_Record list_
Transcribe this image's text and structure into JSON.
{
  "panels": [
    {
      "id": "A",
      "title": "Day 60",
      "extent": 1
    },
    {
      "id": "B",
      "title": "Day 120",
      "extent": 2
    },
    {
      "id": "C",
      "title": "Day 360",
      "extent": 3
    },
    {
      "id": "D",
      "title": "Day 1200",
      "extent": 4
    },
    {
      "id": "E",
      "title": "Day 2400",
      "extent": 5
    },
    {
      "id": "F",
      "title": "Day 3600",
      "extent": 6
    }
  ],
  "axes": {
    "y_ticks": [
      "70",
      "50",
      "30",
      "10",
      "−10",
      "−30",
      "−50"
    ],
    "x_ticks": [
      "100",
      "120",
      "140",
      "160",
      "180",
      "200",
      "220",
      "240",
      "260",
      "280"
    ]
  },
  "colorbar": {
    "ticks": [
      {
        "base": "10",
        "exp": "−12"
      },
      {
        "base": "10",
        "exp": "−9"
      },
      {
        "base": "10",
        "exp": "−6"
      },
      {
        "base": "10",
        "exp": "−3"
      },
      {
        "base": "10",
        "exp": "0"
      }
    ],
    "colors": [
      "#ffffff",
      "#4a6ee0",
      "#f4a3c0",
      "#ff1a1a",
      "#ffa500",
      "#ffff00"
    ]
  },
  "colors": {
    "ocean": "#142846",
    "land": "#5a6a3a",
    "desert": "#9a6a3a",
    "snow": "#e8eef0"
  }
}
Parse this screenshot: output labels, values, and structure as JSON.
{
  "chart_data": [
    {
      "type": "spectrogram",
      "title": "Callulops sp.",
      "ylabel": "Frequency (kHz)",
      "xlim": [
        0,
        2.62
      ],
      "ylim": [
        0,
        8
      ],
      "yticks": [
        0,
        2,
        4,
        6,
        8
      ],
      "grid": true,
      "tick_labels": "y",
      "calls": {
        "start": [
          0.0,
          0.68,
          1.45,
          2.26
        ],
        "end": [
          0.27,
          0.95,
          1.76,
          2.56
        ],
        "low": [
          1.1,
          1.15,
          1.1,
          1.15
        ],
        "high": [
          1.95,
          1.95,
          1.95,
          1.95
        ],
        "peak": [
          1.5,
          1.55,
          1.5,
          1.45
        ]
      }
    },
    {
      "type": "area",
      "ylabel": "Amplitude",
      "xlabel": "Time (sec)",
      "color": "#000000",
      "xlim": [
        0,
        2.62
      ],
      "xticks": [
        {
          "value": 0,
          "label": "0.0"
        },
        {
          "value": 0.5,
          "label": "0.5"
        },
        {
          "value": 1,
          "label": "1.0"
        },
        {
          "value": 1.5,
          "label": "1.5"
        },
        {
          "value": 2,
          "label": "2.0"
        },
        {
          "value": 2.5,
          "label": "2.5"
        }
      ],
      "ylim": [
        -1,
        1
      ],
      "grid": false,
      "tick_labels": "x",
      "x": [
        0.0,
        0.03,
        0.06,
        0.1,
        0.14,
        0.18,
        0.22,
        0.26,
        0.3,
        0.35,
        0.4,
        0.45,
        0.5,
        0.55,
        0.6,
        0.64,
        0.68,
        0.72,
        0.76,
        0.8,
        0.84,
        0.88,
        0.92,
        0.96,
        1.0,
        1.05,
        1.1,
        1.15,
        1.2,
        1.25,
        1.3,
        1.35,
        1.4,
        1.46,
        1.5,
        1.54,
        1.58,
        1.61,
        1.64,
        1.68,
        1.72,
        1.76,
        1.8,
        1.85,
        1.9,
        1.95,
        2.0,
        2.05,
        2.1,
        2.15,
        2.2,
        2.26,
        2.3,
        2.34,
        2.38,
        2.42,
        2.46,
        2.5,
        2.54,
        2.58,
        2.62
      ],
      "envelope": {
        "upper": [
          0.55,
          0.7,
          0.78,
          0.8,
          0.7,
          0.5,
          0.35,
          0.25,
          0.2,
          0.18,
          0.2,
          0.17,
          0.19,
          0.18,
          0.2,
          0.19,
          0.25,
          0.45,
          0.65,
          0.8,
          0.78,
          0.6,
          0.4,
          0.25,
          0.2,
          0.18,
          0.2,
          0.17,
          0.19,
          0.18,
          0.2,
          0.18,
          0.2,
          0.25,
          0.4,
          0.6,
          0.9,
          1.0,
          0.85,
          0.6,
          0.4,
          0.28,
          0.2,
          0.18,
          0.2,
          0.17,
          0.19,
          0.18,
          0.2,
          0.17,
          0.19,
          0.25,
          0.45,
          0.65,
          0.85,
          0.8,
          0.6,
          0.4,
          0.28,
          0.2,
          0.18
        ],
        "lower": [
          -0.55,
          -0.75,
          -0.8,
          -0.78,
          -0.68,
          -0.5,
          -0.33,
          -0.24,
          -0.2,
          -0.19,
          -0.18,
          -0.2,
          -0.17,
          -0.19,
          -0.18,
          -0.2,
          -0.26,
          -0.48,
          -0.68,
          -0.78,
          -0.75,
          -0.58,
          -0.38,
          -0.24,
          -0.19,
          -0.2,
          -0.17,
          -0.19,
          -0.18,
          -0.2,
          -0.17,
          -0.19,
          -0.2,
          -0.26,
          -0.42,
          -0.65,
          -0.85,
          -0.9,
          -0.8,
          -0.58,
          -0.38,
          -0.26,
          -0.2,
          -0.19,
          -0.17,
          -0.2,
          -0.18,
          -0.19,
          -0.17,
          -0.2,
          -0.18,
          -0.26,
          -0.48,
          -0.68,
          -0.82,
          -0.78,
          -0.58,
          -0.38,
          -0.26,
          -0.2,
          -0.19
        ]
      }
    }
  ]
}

_Exercise directions_
Using the listing above, show every line that includes the string "extent".

_In response_
      "extent": 1
      "extent": 2
      "extent": 3
      "extent": 4
      "extent": 5
      "extent": 6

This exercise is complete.